Figure content listings:
»»
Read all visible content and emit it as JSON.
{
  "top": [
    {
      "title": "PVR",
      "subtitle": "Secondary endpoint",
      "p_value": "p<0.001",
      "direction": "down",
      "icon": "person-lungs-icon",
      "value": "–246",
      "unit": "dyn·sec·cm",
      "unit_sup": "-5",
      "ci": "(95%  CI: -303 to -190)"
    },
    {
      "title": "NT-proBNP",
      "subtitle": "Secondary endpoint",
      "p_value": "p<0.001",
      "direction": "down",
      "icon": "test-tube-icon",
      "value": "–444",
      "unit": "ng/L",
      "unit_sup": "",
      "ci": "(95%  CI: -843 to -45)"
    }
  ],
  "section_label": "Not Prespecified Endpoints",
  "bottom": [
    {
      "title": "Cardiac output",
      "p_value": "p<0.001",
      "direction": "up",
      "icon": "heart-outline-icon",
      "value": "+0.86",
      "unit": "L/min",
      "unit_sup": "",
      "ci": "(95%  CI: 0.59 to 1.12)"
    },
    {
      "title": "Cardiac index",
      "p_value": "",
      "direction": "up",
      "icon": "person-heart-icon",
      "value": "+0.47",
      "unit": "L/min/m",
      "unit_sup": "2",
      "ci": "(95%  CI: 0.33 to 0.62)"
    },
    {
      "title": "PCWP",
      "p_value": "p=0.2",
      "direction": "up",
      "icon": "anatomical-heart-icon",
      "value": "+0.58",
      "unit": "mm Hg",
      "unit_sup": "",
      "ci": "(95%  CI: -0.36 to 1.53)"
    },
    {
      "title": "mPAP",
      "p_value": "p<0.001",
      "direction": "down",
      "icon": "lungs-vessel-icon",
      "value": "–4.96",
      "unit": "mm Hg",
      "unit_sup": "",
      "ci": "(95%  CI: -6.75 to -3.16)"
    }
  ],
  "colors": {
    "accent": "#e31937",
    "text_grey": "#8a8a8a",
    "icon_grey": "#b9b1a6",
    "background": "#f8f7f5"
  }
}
««
_THE TASK_. Scan the material and collect every line that contains "heart".

_RESPONSE TO THE EXERCISE_.
      "icon": "heart-outline-icon",
      "icon": "person-heart-icon",
      "icon": "anatomical-heart-icon",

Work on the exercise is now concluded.